## Directions for this task
How many lines of the records hold the string "color"? Reply with the number alone.

## Provided entries

———

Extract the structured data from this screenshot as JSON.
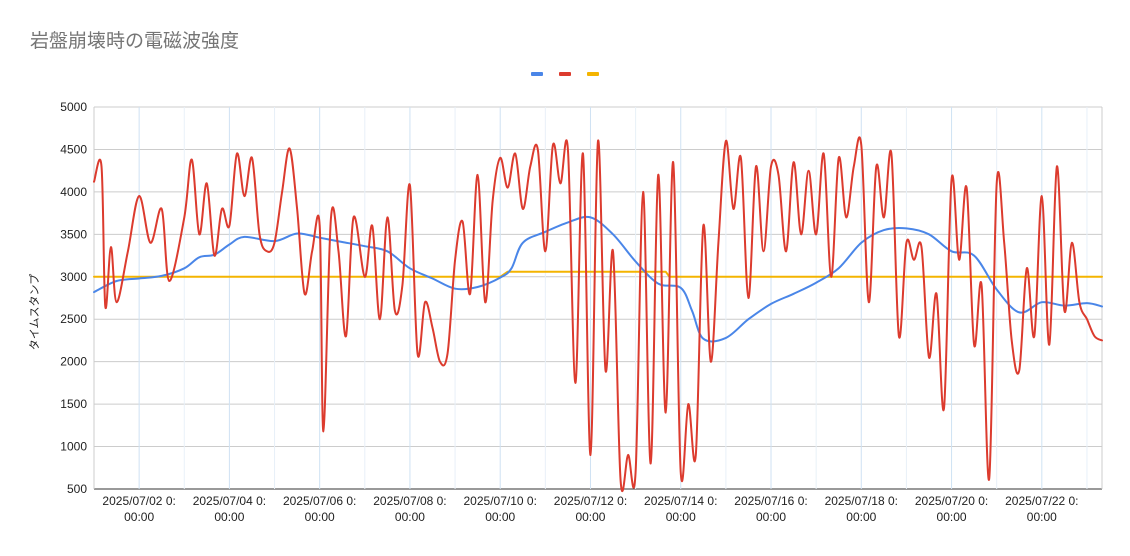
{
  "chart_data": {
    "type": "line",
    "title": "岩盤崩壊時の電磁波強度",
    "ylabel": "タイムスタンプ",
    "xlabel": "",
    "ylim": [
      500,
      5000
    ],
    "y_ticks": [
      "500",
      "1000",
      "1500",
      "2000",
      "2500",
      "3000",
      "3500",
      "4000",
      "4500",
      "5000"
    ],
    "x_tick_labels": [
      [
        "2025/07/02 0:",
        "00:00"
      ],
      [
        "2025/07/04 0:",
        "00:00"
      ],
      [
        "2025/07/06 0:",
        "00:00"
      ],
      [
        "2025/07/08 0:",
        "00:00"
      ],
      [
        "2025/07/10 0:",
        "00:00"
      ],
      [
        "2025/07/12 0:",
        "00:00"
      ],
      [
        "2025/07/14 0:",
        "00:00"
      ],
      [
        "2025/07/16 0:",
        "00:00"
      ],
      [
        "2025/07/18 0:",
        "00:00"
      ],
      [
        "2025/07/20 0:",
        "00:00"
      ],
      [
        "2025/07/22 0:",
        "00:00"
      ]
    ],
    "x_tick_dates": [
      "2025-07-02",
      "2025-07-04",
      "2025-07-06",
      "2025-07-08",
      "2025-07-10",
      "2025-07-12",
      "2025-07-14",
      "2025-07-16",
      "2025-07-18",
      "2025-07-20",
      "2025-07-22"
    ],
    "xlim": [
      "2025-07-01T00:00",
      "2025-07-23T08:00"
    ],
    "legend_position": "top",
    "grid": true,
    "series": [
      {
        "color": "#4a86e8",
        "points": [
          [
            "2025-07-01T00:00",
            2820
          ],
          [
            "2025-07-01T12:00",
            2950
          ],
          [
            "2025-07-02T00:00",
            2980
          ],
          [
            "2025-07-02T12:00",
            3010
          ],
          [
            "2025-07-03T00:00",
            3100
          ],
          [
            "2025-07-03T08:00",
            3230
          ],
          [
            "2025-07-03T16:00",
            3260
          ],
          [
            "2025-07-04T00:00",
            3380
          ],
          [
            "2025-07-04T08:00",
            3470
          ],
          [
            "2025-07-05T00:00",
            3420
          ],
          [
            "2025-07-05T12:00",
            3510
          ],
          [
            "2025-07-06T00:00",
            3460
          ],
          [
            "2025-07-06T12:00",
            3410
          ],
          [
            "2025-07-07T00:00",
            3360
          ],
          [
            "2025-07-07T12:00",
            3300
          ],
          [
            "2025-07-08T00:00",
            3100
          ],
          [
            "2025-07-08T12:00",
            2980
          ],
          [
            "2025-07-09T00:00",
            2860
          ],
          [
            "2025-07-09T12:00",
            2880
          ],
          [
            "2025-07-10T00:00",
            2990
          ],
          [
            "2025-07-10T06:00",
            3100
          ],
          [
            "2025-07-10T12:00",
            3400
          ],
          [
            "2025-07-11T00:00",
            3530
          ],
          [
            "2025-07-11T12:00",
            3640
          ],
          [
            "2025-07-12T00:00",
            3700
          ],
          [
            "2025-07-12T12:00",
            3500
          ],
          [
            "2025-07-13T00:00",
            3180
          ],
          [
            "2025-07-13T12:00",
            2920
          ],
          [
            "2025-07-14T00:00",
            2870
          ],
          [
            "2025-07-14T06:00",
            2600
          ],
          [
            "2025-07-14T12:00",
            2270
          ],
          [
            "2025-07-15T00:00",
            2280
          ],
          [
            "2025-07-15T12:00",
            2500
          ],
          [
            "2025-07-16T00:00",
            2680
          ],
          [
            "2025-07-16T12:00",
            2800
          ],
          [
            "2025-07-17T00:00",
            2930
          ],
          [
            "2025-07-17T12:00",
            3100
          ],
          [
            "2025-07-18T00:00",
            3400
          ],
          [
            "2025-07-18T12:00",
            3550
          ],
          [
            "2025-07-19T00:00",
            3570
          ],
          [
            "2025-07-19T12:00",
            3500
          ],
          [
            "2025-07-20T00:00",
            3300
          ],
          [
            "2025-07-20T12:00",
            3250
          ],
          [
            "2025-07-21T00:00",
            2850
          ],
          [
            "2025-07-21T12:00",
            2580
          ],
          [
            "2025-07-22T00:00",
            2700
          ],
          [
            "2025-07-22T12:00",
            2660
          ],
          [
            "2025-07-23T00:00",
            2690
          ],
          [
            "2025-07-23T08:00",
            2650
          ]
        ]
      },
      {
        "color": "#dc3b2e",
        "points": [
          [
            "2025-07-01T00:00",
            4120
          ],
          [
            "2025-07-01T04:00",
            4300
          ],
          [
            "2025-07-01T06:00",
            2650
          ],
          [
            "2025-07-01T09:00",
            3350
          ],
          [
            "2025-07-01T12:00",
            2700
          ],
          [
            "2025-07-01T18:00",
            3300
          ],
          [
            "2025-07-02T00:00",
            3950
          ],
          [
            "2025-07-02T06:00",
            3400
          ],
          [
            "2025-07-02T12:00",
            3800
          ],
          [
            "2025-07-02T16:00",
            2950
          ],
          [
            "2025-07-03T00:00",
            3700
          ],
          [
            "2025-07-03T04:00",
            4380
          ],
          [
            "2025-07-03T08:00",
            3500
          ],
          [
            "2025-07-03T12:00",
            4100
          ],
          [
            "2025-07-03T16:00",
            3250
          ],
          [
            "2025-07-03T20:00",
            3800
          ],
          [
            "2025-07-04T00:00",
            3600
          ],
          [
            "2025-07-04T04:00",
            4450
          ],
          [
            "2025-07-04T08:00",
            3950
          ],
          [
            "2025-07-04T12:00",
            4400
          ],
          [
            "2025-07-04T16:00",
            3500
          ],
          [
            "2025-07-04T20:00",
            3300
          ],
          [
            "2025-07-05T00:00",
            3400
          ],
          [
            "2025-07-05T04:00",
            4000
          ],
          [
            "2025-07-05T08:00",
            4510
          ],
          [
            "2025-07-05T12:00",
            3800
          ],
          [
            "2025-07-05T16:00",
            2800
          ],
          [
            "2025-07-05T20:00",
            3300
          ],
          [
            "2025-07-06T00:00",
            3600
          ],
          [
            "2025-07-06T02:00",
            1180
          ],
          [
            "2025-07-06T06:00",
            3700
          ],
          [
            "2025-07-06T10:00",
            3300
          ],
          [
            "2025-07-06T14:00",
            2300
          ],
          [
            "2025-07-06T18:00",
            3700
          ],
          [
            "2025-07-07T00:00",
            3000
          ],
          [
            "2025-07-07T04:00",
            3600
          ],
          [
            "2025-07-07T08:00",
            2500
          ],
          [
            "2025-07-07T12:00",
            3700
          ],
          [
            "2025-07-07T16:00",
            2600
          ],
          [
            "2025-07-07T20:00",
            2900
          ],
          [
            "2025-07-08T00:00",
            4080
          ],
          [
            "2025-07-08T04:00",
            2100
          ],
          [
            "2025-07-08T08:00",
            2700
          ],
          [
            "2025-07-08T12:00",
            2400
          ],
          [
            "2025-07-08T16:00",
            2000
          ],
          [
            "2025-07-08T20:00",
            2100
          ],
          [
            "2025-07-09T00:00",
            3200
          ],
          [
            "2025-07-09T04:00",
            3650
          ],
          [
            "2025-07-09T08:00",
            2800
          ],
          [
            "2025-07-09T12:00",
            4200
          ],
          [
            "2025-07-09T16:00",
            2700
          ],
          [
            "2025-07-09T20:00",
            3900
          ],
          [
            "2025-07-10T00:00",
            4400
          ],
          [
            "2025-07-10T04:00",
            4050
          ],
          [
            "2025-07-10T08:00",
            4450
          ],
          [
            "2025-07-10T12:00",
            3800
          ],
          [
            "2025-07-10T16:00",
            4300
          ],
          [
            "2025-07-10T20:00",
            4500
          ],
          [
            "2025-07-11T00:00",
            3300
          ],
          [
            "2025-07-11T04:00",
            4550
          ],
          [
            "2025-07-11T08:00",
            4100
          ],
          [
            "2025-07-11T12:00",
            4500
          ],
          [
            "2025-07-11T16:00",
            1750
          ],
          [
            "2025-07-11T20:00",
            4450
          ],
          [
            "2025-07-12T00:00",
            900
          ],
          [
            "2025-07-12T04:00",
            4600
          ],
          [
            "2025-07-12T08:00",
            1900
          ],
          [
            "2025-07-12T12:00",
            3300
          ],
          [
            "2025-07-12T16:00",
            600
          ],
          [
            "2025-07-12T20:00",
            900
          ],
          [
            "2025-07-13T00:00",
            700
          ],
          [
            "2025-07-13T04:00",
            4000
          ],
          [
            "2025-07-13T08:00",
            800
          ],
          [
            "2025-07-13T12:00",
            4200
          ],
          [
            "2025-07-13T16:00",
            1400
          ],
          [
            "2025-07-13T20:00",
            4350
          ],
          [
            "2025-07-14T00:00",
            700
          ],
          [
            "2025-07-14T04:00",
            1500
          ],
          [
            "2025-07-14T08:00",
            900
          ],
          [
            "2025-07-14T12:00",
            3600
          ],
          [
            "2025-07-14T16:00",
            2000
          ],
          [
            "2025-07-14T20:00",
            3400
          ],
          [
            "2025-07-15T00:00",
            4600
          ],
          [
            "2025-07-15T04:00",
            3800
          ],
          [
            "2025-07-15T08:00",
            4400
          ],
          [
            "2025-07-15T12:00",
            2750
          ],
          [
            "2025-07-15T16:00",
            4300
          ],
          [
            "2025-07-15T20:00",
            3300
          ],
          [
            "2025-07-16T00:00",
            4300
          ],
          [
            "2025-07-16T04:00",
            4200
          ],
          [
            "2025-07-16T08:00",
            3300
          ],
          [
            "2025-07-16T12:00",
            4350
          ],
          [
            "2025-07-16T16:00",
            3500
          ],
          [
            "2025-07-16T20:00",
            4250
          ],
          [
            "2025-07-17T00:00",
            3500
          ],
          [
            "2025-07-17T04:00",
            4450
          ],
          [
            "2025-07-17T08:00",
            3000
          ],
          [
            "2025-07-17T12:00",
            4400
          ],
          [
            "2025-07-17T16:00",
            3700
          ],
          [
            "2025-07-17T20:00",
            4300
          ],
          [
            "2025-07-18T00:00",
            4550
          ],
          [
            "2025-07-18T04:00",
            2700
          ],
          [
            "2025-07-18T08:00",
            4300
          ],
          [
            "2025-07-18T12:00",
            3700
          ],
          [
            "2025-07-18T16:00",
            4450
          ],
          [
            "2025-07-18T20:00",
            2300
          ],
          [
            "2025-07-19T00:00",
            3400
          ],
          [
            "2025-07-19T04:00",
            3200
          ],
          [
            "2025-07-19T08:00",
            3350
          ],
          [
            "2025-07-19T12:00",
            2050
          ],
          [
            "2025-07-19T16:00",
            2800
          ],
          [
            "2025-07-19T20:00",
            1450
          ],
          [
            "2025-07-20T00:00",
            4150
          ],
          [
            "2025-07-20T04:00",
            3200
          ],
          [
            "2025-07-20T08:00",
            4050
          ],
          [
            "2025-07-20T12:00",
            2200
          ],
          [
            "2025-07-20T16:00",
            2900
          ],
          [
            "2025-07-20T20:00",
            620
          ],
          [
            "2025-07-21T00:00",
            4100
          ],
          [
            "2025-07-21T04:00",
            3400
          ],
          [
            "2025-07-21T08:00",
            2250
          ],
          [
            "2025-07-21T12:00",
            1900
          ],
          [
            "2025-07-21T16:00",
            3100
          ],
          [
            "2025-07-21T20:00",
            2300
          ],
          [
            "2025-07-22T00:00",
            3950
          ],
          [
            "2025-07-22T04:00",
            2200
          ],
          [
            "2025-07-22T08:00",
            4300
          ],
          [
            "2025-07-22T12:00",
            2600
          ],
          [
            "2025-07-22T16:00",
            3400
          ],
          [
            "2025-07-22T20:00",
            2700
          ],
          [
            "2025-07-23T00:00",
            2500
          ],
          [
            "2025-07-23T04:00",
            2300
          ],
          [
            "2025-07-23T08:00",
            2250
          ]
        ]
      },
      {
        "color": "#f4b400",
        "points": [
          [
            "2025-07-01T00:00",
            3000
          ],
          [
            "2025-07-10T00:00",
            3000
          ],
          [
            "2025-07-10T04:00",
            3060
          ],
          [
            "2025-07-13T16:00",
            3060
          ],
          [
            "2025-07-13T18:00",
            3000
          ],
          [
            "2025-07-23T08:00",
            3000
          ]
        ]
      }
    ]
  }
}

———

## Problem solution
3